══ DATA FOR PROCESSING

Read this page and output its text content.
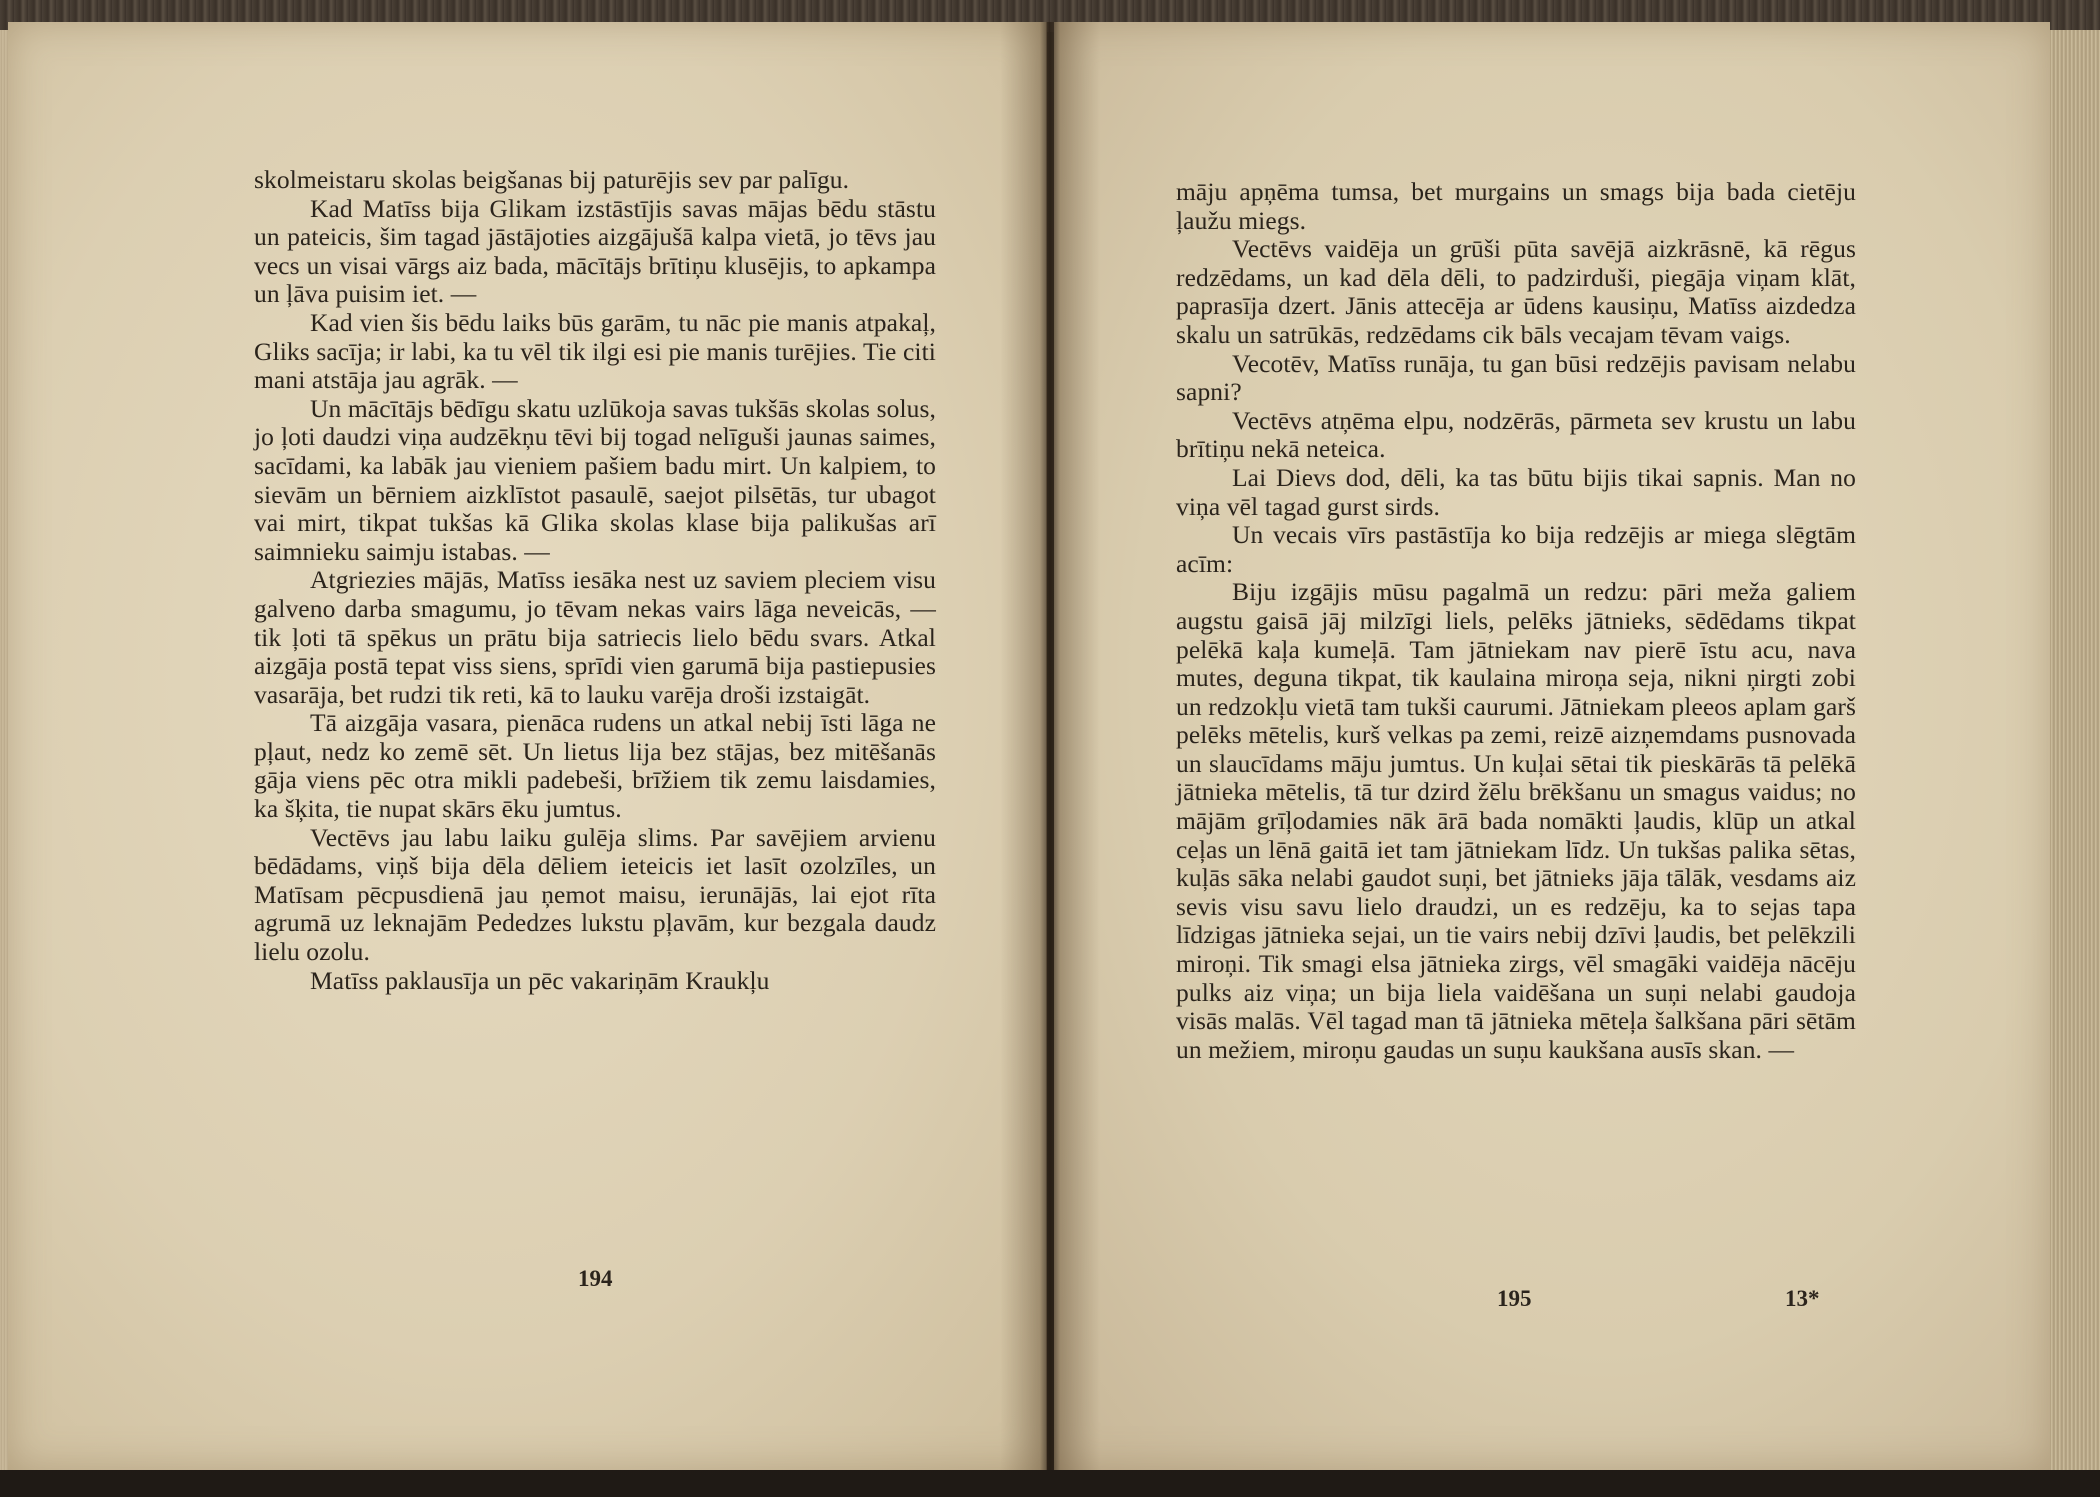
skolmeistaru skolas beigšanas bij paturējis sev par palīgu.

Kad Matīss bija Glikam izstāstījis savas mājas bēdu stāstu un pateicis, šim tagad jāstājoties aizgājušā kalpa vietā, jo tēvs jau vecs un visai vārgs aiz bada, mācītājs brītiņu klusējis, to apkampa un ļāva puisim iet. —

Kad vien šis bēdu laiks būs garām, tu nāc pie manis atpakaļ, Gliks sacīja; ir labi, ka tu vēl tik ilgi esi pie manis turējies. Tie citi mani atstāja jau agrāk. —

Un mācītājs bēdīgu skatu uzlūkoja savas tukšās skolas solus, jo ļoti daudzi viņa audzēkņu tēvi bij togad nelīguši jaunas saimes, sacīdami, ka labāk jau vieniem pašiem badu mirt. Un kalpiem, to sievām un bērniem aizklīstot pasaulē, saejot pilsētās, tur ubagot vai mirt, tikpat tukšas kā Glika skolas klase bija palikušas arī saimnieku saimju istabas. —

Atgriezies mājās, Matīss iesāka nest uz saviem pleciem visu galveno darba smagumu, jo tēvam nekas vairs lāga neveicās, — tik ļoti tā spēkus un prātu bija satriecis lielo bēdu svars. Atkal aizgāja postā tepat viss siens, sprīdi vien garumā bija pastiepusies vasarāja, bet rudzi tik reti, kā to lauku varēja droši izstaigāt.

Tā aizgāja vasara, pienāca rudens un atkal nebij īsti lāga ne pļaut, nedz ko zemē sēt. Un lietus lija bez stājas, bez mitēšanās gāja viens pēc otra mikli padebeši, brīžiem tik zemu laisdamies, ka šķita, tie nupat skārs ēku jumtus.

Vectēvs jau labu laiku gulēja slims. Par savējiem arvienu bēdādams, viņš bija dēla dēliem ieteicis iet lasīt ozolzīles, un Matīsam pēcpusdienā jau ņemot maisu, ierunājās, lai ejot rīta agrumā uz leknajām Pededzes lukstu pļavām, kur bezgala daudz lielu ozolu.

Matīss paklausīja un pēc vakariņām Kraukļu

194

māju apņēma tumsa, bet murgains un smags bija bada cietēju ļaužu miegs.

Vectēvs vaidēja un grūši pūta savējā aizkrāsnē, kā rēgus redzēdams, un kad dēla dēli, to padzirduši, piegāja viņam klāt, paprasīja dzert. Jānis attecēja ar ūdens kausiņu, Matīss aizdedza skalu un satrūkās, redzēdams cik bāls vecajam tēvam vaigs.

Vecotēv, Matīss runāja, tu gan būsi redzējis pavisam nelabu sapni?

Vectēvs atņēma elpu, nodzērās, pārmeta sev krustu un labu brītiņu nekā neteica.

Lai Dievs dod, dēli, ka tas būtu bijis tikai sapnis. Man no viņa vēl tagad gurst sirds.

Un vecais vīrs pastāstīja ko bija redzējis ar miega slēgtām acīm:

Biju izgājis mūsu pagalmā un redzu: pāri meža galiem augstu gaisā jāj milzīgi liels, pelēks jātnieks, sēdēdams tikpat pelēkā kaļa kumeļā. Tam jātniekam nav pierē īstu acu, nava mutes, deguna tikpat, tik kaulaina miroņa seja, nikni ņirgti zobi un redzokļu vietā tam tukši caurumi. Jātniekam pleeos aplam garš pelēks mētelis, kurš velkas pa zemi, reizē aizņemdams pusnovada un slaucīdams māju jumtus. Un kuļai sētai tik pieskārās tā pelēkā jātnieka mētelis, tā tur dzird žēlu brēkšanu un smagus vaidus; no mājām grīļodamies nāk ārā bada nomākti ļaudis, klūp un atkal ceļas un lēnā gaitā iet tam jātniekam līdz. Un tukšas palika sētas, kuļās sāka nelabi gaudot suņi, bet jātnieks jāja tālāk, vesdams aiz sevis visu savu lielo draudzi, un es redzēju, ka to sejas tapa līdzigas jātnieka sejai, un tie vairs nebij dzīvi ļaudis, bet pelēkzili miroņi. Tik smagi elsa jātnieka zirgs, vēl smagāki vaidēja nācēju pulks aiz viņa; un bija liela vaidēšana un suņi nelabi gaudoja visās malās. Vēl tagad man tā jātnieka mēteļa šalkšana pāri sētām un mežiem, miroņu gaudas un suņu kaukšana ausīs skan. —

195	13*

════

TASK OBJECTIVE
Repeat the entries exactly. Pictures are excluded from the copy.

EXERCISE RESPONSE
Read this page and output its text content.
skolmeistaru skolas beigšanas bij paturējis sev par palīgu.

Kad Matīss bija Glikam izstāstījis savas mājas bēdu stāstu un pateicis, šim tagad jāstājoties aizgājušā kalpa vietā, jo tēvs jau vecs un visai vārgs aiz bada, mācītājs brītiņu klusējis, to apkampa un ļāva puisim iet. —

Kad vien šis bēdu laiks būs garām, tu nāc pie manis atpakaļ, Gliks sacīja; ir labi, ka tu vēl tik ilgi esi pie manis turējies. Tie citi mani atstāja jau agrāk. —

Un mācītājs bēdīgu skatu uzlūkoja savas tukšās skolas solus, jo ļoti daudzi viņa audzēkņu tēvi bij togad nelīguši jaunas saimes, sacīdami, ka labāk jau vieniem pašiem badu mirt. Un kalpiem, to sievām un bērniem aizklīstot pasaulē, saejot pilsētās, tur ubagot vai mirt, tikpat tukšas kā Glika skolas klase bija palikušas arī saimnieku saimju istabas. —

Atgriezies mājās, Matīss iesāka nest uz saviem pleciem visu galveno darba smagumu, jo tēvam nekas vairs lāga neveicās, — tik ļoti tā spēkus un prātu bija satriecis lielo bēdu svars. Atkal aizgāja postā tepat viss siens, sprīdi vien garumā bija pastiepusies vasarāja, bet rudzi tik reti, kā to lauku varēja droši izstaigāt.

Tā aizgāja vasara, pienāca rudens un atkal nebij īsti lāga ne pļaut, nedz ko zemē sēt. Un lietus lija bez stājas, bez mitēšanās gāja viens pēc otra mikli padebeši, brīžiem tik zemu laisdamies, ka šķita, tie nupat skārs ēku jumtus.

Vectēvs jau labu laiku gulēja slims. Par savējiem arvienu bēdādams, viņš bija dēla dēliem ieteicis iet lasīt ozolzīles, un Matīsam pēcpusdienā jau ņemot maisu, ierunājās, lai ejot rīta agrumā uz leknajām Pededzes lukstu pļavām, kur bezgala daudz lielu ozolu.

Matīss paklausīja un pēc vakariņām Kraukļu

194

māju apņēma tumsa, bet murgains un smags bija bada cietēju ļaužu miegs.

Vectēvs vaidēja un grūši pūta savējā aizkrāsnē, kā rēgus redzēdams, un kad dēla dēli, to padzirduši, piegāja viņam klāt, paprasīja dzert. Jānis attecēja ar ūdens kausiņu, Matīss aizdedza skalu un satrūkās, redzēdams cik bāls vecajam tēvam vaigs.

Vecotēv, Matīss runāja, tu gan būsi redzējis pavisam nelabu sapni?

Vectēvs atņēma elpu, nodzērās, pārmeta sev krustu un labu brītiņu nekā neteica.

Lai Dievs dod, dēli, ka tas būtu bijis tikai sapnis. Man no viņa vēl tagad gurst sirds.

Un vecais vīrs pastāstīja ko bija redzējis ar miega slēgtām acīm:

Biju izgājis mūsu pagalmā un redzu: pāri meža galiem augstu gaisā jāj milzīgi liels, pelēks jātnieks, sēdēdams tikpat pelēkā kaļa kumeļā. Tam jātniekam nav pierē īstu acu, nava mutes, deguna tikpat, tik kaulaina miroņa seja, nikni ņirgti zobi un redzokļu vietā tam tukši caurumi. Jātniekam pleeos aplam garš pelēks mētelis, kurš velkas pa zemi, reizē aizņemdams pusnovada un slaucīdams māju jumtus. Un kuļai sētai tik pieskārās tā pelēkā jātnieka mētelis, tā tur dzird žēlu brēkšanu un smagus vaidus; no mājām grīļodamies nāk ārā bada nomākti ļaudis, klūp un atkal ceļas un lēnā gaitā iet tam jātniekam līdz. Un tukšas palika sētas, kuļās sāka nelabi gaudot suņi, bet jātnieks jāja tālāk, vesdams aiz sevis visu savu lielo draudzi, un es redzēju, ka to sejas tapa līdzigas jātnieka sejai, un tie vairs nebij dzīvi ļaudis, bet pelēkzili miroņi. Tik smagi elsa jātnieka zirgs, vēl smagāki vaidēja nācēju pulks aiz viņa; un bija liela vaidēšana un suņi nelabi gaudoja visās malās. Vēl tagad man tā jātnieka mēteļa šalkšana pāri sētām un mežiem, miroņu gaudas un suņu kaukšana ausīs skan. —

195	13*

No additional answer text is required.